** Begin Text section **

ST. PAUL, Minn. - Minnesota will join other states in a new lawsuit against the Trump Administration, in an effort to continue federal subsidies that help buy down the cost of private insurance for lower income customers.
It's a response to President Trump's decision late Thursday to end Cost Sharing Reduction, or CSR, payments. That money, about $7 billion a year, has been flowing to states since 2014. The loss of that revenue will hit insurers and state coffers alike.
The Trump Administration contends the payments aren't legal because Congress never passed legislation appropriating funds for CSR payments. Defenders of the subsidies say they're covered by the Affordable Care Act's mandate that discounted plans be offered.
"The Affordable Care Act says the Treasury Department and Health and Human Services shall make periodic and timely payments to reimburse insurance companies," Minnesota Attorney General Lori Swanson told reporters Friday.

** End Text section **
** Begin Excerpted data **

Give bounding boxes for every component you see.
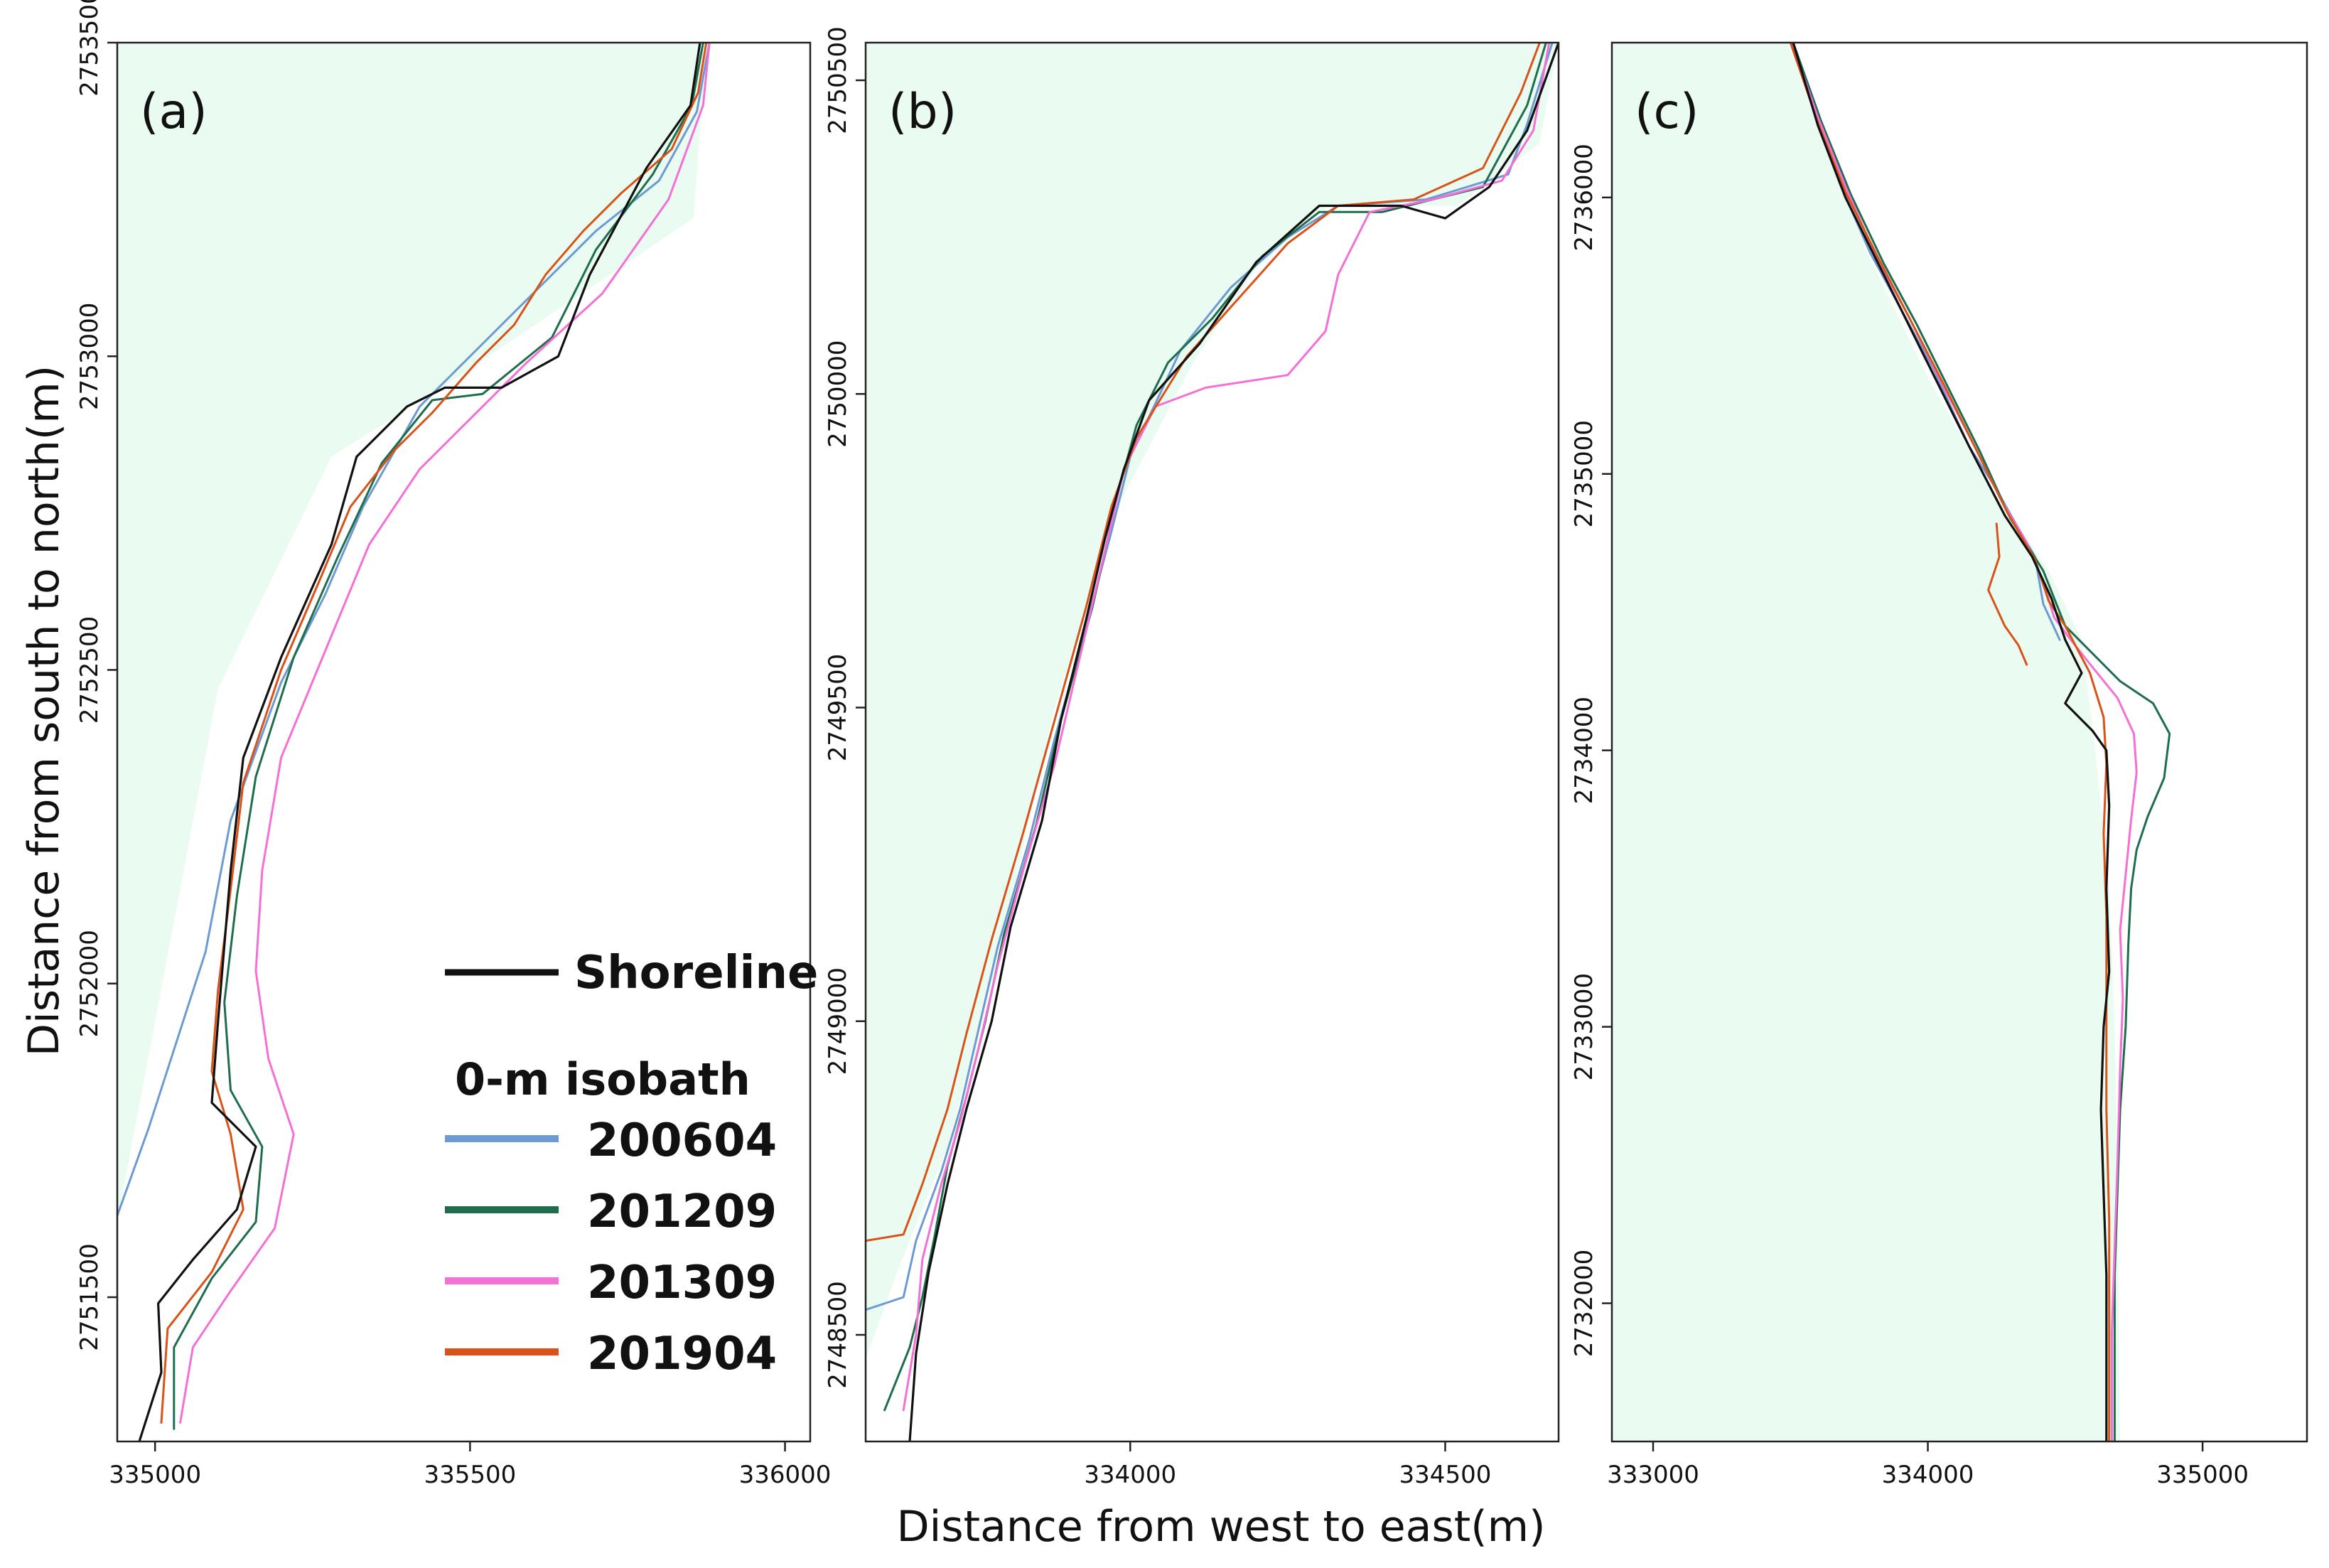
x-axis-title: Distance from west to east(m) [896,1502,1545,1552]
series-line-201309 [179,43,711,1424]
y-tick-label: 2752000 [75,930,104,1037]
panels-layer: 335000 335500 336000 2751500 2752000 2752500 2… [75,0,2308,1489]
x-tick-label: 334000 [1882,1461,1974,1489]
y-tick-label: 2734000 [1570,697,1598,804]
series-line-201209 [173,43,704,1430]
panel-1: 335000 335500 336000 2751500 2752000 2752500 2… [75,0,831,1489]
legend-entries: 200604 201209 201309 201904 [445,1115,777,1380]
plot-area [866,43,1559,1441]
y-tick-label: 2753000 [75,303,104,410]
y-tick-label: 2733000 [1570,973,1598,1080]
legend-label-shoreline: Shoreline [574,947,818,999]
series-line-shoreline [908,43,1559,1441]
x-tick-label: 333000 [1607,1461,1699,1489]
series-line-shoreline [1792,43,2111,1441]
series-line-shoreline [138,43,701,1441]
legend-label-200604: 200604 [587,1115,777,1167]
panel-frame [1610,41,2308,1443]
land-area [117,43,706,1223]
plot-area [117,43,711,1441]
series-line-201209 [1792,43,2171,1441]
y-tick-label: 2732000 [1570,1250,1598,1357]
panel-2: 334000 334500 2748500 2749000 2749500 2750000… [824,26,1560,1489]
panel-label: (b) [888,84,957,140]
series-line-200604 [117,43,711,1217]
y-tick-label: 2753500 [75,0,104,97]
y-tick-label: 2750500 [824,26,852,134]
series-line-201904 [1789,43,2111,1441]
land-area [866,43,1559,1360]
y-tick-label: 2752500 [75,616,104,724]
series-line-201904 [1987,522,2028,666]
panel-frame [116,41,812,1443]
land-area [1612,43,2121,1441]
y-tick-label: 2736000 [1570,144,1598,251]
y-tick-label: 2749000 [824,967,852,1075]
x-tick-label: 334000 [1084,1461,1176,1489]
legend: Shoreline 0-m isobath 200604 201209 201309… [445,947,818,1380]
legend-label-201309: 201309 [587,1257,777,1309]
x-tick-label: 335000 [2156,1461,2249,1489]
y-tick-label: 2748500 [824,1281,852,1388]
y-tick-label: 2735000 [1570,420,1598,527]
y-tick-label: 2749500 [824,654,852,761]
y-tick-label: 2751500 [75,1243,104,1350]
panel-3: 333000 334000 335000 2732000 2733000 2734000 2… [1570,41,2308,1489]
legend-group-title: 0-m isobath [455,1053,751,1105]
x-tick-label: 335500 [424,1461,516,1489]
x-tick-label: 336000 [739,1461,832,1489]
legend-label-201904: 201904 [587,1328,777,1380]
y-tick-label: 2750000 [824,340,852,447]
x-tick-label: 335000 [109,1461,201,1489]
series-line-201904 [160,43,708,1424]
y-axis-title: Distance from south to north(m) [19,365,69,1056]
panel-label: (c) [1635,84,1699,140]
x-tick-label: 334500 [1399,1461,1492,1489]
plot-area [1612,43,2171,1441]
legend-label-201209: 201209 [587,1186,777,1238]
panel-frame [864,41,1560,1443]
panel-label: (a) [140,84,208,140]
series-line-201904 [866,43,1541,1242]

** End Excerpted data **

Work instructions:
a - From the article on the CSR payment lawsuit, return everything from "The Trump Administration contends" down to "told reporters Friday.".
b - According to the article on the CSR payment lawsuit, roughly how much money do the CSR payments amount to each year?
c - Decide whether each statement agrees with the article on the CSR payment lawsuit, answering yes or no and quoting the deciding words:
(i) CSR money has been flowing to states since 2014.
(ii) The Trump Administration argues that Congress passed legislation appropriating funds for CSR payments.
(iii) Lori Swanson spoke to reporters on Thursday.

Task-by-task solutions:
a -
The Trump Administration contends the payments aren't legal because Congress never passed legislation appropriating funds for CSR payments. Defenders of the subsidies say they're covered by the Affordable Care Act's mandate that discounted plans be offered.
"The Affordable Care Act says the Treasury Department and Health and Human Services shall make periodic and timely payments to reimburse insurance companies," Minnesota Attorney General Lori Swanson told reporters Friday.

b - About $7 billion a year.

c -
(i) Yes: "has been flowing to states since 2014"
(ii) No: "because Congress never passed legislation appropriating funds for CSR payments"
(iii) No: "Lori Swanson told reporters Friday"